» STATED GOAL: Copy out, word for word, the stretch of the article on Australia's World Cup record from "Arnold said he" through "looking forward to.".

» SELECTION:
○ ○ ○ ○ ○ ○ ○

AL RAYYAN, Qatar, Nov 25 (Reuters) – Australia’s record at World Cups is nothing to write home about but coach Graham Arnold hopes this will act as motivation against Tunisia on Saturday and will turn them into the next golden generation of their country.
Australia are on a seven-match winless run at World Cups following their Group D opening 4-1 defeat by reigning world champions France and have won just two of 17 matches in the tournament’s history. Their last win dates back to 2010.
“We have won two games out of 17 at the World Cup. We now want to put some smiles on Australian faces,” Arnold told reporters. “When we win a game I would love to see the footage of all the smiling faces (back home).
“We use the record as motivation. We have won two of 17. It is not a fantastic record. We will go out there to become the next golden generation.”
Arnold will not have right back Nathaniel Atkinson available for the match with the defender having picked up an ankle injury.
Arnold said he would be replaced by Fran Karacic.
“We are getting him ready tonight in training for the game,” the coach added.
“Tomorrow is a different kettle of fish (compared to the France game). We will be in their faces, up high, chasing and pressing, like they do and as other teams do, and being on the front foot.”
Fellow defender Aziz Behich said playing in front of thousands of Tunisian fans, who will outnumber the small group of Australians in the stands, was something all players were looking forward to.

○ ○ ○ ○ ○ ○ ○

» PROVIDED MATERIAL:
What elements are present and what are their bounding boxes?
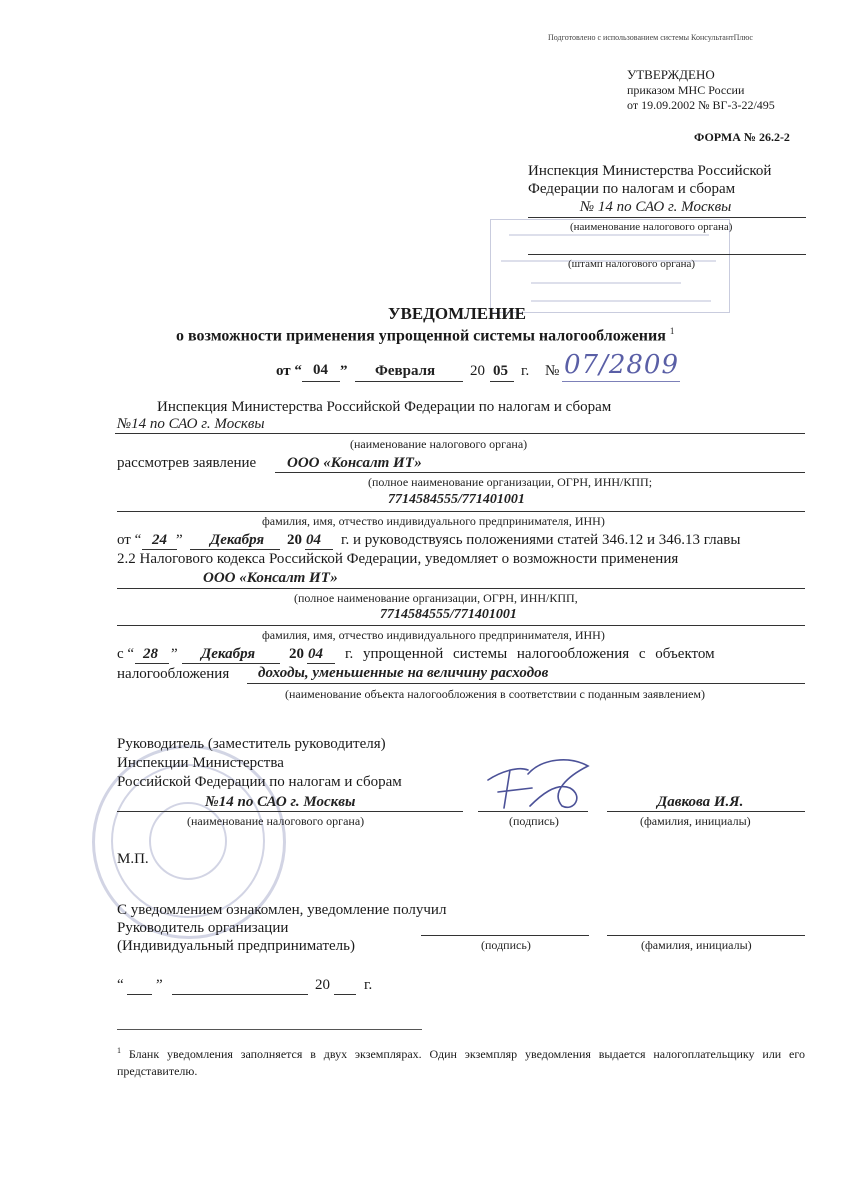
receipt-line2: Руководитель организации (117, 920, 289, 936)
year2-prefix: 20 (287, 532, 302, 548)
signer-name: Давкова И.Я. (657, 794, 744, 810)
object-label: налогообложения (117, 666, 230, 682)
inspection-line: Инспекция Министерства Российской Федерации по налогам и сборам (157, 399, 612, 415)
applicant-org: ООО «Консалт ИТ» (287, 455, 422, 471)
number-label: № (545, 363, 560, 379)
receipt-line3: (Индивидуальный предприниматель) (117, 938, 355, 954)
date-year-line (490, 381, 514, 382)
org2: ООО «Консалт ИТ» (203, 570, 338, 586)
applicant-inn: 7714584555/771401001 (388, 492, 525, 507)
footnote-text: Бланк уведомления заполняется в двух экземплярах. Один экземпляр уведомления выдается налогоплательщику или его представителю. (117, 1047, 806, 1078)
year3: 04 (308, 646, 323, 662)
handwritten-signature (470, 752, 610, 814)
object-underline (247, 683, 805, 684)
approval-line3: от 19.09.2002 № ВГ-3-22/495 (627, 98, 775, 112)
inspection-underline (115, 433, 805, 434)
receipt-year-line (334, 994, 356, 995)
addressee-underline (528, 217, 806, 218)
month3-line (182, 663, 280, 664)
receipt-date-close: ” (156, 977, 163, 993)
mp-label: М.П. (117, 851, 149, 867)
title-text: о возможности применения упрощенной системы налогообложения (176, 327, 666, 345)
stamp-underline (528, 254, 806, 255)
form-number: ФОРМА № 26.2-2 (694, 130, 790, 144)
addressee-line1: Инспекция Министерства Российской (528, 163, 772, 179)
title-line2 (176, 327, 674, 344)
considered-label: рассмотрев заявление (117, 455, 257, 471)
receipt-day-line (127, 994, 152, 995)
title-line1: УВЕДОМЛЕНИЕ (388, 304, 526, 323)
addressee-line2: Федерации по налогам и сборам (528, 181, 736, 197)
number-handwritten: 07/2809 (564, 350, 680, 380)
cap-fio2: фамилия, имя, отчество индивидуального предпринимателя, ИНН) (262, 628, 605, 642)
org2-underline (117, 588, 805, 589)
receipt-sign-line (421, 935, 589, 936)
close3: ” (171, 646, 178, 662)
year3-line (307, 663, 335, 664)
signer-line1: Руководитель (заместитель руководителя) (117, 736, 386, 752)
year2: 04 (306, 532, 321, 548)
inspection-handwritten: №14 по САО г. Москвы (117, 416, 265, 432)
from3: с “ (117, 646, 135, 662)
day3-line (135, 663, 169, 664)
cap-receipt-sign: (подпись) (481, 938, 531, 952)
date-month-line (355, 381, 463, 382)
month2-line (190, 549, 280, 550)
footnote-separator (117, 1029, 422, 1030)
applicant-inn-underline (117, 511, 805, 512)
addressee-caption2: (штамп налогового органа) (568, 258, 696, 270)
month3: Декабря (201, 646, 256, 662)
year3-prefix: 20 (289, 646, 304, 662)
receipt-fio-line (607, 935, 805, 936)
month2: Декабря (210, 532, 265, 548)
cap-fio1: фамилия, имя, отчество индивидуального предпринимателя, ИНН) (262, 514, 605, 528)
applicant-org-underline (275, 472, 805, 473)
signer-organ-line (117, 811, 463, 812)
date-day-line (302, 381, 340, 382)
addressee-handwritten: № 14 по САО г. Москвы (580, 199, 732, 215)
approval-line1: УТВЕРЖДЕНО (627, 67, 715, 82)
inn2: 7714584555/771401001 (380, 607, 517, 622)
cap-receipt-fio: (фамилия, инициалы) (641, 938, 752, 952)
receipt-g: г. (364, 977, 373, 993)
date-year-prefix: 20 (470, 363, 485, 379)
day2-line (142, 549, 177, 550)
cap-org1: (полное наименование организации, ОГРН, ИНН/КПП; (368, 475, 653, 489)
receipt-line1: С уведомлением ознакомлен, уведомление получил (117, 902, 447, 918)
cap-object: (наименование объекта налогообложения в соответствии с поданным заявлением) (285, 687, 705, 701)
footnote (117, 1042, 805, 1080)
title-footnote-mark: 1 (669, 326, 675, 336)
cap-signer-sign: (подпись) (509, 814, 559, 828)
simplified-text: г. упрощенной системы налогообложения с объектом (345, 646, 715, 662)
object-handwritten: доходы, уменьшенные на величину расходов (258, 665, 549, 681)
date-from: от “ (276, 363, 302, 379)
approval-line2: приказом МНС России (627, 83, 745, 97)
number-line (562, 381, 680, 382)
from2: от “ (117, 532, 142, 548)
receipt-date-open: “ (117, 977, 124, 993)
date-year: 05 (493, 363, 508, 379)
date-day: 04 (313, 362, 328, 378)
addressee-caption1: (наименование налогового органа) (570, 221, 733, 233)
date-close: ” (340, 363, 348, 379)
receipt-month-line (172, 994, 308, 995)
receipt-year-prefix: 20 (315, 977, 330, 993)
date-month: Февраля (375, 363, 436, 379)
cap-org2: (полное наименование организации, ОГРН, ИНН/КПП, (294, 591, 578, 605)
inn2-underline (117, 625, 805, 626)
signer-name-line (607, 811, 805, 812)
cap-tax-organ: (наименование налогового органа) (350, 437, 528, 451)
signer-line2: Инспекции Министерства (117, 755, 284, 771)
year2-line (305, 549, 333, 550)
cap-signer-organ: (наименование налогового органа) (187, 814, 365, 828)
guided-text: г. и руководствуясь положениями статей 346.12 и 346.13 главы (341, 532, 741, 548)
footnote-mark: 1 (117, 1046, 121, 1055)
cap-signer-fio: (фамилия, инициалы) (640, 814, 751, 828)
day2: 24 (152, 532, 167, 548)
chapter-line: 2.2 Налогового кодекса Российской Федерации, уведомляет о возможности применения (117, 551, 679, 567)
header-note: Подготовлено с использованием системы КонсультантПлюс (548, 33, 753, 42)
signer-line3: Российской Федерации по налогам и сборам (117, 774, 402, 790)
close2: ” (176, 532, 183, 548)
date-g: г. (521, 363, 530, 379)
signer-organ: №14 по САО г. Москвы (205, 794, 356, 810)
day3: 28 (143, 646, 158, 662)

○ ○ ○ ○ ○ ○ ○

» RESPONSE:
Arnold said he would be replaced by Fran Karacic.
“We are getting him ready tonight in training for the game,” the coach added.
“Tomorrow is a different kettle of fish (compared to the France game). We will be in their faces, up high, chasing and pressing, like they do and as other teams do, and being on the front foot.”
Fellow defender Aziz Behich said playing in front of thousands of Tunisian fans, who will outnumber the small group of Australians in the stands, was something all players were looking forward to.